(Data for the task)
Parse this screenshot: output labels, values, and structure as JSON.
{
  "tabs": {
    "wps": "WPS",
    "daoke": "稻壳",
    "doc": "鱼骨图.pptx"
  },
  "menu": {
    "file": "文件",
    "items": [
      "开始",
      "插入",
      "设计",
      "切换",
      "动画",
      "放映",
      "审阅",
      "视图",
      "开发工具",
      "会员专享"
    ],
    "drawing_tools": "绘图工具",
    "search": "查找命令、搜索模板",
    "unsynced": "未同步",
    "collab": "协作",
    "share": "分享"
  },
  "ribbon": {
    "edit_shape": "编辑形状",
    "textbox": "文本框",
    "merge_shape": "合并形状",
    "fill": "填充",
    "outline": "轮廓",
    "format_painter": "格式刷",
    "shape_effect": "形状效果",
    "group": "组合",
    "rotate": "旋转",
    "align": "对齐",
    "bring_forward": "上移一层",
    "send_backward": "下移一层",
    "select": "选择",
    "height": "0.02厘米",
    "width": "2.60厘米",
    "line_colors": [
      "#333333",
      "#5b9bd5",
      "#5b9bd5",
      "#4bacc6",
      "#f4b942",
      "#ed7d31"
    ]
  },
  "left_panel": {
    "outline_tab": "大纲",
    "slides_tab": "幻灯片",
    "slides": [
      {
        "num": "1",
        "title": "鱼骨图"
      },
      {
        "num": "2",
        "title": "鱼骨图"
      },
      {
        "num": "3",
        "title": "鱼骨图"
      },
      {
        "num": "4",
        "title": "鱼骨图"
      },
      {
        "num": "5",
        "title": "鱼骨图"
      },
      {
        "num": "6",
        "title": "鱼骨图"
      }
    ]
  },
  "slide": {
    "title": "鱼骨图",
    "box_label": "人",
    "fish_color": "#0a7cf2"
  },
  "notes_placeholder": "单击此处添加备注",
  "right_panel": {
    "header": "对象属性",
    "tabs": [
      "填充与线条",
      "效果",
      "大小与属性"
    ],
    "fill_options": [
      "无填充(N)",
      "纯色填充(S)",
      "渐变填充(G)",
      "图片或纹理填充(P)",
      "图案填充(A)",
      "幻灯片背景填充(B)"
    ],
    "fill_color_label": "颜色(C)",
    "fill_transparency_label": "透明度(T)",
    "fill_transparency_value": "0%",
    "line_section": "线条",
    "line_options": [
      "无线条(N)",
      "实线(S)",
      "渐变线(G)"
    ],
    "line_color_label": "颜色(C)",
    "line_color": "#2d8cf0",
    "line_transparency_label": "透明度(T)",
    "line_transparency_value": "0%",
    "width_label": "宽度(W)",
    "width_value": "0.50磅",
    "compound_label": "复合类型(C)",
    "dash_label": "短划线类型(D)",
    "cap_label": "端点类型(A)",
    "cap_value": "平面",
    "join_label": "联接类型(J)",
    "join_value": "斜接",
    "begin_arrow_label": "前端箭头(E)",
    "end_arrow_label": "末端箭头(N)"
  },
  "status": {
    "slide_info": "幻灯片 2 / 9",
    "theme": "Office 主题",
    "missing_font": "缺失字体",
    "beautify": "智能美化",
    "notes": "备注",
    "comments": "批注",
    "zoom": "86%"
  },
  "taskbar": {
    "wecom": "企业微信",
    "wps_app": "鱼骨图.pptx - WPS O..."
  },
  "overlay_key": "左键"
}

(Short exercise)
Quote each line above in full, word for word.

(Correct output)
Parse this screenshot: output labels, values, and structure as JSON.
{
  "tabs": {
    "wps": "WPS",
    "daoke": "稻壳",
    "doc": "鱼骨图.pptx"
  },
  "menu": {
    "file": "文件",
    "items": [
      "开始",
      "插入",
      "设计",
      "切换",
      "动画",
      "放映",
      "审阅",
      "视图",
      "开发工具",
      "会员专享"
    ],
    "drawing_tools": "绘图工具",
    "search": "查找命令、搜索模板",
    "unsynced": "未同步",
    "collab": "协作",
    "share": "分享"
  },
  "ribbon": {
    "edit_shape": "编辑形状",
    "textbox": "文本框",
    "merge_shape": "合并形状",
    "fill": "填充",
    "outline": "轮廓",
    "format_painter": "格式刷",
    "shape_effect": "形状效果",
    "group": "组合",
    "rotate": "旋转",
    "align": "对齐",
    "bring_forward": "上移一层",
    "send_backward": "下移一层",
    "select": "选择",
    "height": "0.02厘米",
    "width": "2.60厘米",
    "line_colors": [
      "#333333",
      "#5b9bd5",
      "#5b9bd5",
      "#4bacc6",
      "#f4b942",
      "#ed7d31"
    ]
  },
  "left_panel": {
    "outline_tab": "大纲",
    "slides_tab": "幻灯片",
    "slides": [
      {
        "num": "1",
        "title": "鱼骨图"
      },
      {
        "num": "2",
        "title": "鱼骨图"
      },
      {
        "num": "3",
        "title": "鱼骨图"
      },
      {
        "num": "4",
        "title": "鱼骨图"
      },
      {
        "num": "5",
        "title": "鱼骨图"
      },
      {
        "num": "6",
        "title": "鱼骨图"
      }
    ]
  },
  "slide": {
    "title": "鱼骨图",
    "box_label": "人",
    "fish_color": "#0a7cf2"
  },
  "notes_placeholder": "单击此处添加备注",
  "right_panel": {
    "header": "对象属性",
    "tabs": [
      "填充与线条",
      "效果",
      "大小与属性"
    ],
    "fill_options": [
      "无填充(N)",
      "纯色填充(S)",
      "渐变填充(G)",
      "图片或纹理填充(P)",
      "图案填充(A)",
      "幻灯片背景填充(B)"
    ],
    "fill_color_label": "颜色(C)",
    "fill_transparency_label": "透明度(T)",
    "fill_transparency_value": "0%",
    "line_section": "线条",
    "line_options": [
      "无线条(N)",
      "实线(S)",
      "渐变线(G)"
    ],
    "line_color_label": "颜色(C)",
    "line_color": "#2d8cf0",
    "line_transparency_label": "透明度(T)",
    "line_transparency_value": "0%",
    "width_label": "宽度(W)",
    "width_value": "0.50磅",
    "compound_label": "复合类型(C)",
    "dash_label": "短划线类型(D)",
    "cap_label": "端点类型(A)",
    "cap_value": "平面",
    "join_label": "联接类型(J)",
    "join_value": "斜接",
    "begin_arrow_label": "前端箭头(E)",
    "end_arrow_label": "末端箭头(N)"
  },
  "status": {
    "slide_info": "幻灯片 2 / 9",
    "theme": "Office 主题",
    "missing_font": "缺失字体",
    "beautify": "智能美化",
    "notes": "备注",
    "comments": "批注",
    "zoom": "86%"
  },
  "taskbar": {
    "wecom": "企业微信",
    "wps_app": "鱼骨图.pptx - WPS O..."
  },
  "overlay_key": "左键"
}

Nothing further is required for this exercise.